Records from a collection of figures:

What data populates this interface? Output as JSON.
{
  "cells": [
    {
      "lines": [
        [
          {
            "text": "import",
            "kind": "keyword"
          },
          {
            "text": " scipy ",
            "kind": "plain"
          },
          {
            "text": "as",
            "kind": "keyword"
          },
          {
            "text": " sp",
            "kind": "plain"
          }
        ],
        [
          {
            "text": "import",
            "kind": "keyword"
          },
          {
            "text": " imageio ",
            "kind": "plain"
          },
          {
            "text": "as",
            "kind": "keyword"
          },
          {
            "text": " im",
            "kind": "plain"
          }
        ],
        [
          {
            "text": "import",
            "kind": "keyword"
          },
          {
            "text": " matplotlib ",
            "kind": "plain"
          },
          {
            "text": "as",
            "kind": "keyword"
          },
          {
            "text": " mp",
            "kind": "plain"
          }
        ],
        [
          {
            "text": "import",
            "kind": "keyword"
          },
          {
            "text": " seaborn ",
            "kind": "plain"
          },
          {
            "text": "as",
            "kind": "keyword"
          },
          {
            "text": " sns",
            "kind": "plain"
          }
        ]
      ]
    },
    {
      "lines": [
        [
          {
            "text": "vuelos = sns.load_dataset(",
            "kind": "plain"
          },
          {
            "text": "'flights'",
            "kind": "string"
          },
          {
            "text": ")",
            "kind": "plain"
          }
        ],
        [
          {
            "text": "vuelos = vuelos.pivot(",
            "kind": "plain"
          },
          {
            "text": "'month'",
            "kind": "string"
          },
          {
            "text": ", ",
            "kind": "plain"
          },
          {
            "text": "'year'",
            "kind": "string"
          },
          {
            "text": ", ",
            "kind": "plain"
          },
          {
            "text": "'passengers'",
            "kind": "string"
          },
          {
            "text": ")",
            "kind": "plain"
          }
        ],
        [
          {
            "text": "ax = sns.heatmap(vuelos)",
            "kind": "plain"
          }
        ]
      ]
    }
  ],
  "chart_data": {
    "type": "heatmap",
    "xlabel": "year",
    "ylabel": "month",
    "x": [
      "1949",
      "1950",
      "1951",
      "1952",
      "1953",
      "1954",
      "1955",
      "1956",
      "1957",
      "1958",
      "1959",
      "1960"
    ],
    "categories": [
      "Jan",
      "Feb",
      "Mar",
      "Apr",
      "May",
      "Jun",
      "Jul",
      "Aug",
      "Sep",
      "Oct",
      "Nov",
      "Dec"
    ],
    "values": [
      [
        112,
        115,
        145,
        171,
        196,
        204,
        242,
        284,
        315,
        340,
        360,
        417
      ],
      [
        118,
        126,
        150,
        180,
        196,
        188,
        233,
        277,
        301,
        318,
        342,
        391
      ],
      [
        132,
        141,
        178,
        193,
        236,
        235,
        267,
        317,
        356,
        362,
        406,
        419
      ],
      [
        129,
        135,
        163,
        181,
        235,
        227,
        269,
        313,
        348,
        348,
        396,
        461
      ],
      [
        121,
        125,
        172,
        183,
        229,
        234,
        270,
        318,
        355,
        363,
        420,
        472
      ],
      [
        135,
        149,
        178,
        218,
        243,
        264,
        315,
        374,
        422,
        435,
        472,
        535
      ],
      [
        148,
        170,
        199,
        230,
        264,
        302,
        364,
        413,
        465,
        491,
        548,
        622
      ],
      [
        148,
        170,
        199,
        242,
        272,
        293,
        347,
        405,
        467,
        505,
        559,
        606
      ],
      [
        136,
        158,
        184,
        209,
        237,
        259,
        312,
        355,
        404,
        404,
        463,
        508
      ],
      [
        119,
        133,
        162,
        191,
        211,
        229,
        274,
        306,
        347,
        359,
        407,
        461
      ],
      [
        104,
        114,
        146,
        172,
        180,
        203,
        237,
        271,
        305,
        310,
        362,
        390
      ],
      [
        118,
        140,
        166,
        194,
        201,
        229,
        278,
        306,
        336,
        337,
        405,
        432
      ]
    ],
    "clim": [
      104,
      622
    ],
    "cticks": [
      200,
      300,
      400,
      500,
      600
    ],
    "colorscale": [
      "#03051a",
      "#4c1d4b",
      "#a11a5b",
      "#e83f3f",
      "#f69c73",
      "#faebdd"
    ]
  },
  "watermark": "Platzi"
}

---

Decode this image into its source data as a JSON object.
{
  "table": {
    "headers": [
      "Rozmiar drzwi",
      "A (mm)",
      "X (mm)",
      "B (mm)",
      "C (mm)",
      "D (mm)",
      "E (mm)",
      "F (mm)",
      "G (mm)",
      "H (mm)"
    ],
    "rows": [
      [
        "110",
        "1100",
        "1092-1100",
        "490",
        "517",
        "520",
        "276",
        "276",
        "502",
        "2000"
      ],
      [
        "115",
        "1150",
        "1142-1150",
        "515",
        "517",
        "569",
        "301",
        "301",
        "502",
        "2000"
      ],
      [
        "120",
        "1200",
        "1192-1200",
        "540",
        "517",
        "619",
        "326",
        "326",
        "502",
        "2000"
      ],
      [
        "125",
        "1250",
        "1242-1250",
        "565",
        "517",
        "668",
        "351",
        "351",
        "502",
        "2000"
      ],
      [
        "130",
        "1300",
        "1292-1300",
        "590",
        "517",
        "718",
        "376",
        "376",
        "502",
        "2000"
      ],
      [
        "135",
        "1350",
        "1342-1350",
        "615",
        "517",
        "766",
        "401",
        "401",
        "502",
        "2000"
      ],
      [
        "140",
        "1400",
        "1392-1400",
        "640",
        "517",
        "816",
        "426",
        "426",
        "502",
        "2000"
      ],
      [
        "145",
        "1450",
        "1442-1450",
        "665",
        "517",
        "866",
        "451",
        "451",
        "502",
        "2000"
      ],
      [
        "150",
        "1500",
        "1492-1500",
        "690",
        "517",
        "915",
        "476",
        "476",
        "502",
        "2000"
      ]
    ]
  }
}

--

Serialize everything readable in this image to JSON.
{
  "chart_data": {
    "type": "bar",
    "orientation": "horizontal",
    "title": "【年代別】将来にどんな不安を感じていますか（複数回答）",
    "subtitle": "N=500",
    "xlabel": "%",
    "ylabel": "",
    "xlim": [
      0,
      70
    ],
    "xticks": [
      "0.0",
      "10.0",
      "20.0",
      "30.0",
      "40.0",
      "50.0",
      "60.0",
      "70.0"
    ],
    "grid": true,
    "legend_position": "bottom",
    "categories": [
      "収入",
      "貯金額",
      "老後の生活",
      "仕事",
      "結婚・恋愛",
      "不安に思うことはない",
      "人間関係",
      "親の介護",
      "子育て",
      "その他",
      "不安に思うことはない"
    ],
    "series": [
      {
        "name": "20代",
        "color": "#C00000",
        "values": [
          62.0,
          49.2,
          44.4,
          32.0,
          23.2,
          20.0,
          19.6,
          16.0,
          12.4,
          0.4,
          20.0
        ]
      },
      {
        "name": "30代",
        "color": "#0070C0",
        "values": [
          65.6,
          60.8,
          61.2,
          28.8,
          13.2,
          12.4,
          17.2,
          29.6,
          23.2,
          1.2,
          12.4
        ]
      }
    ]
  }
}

» WORK INSTRUCTIONS: Look above for lines with the word "vuelos" and copy them all.

» CORRECT OUTPUT:
            "text": "vuelos = sns.load_dataset(",
            "text": "vuelos = vuelos.pivot(",
            "text": "ax = sns.heatmap(vuelos)",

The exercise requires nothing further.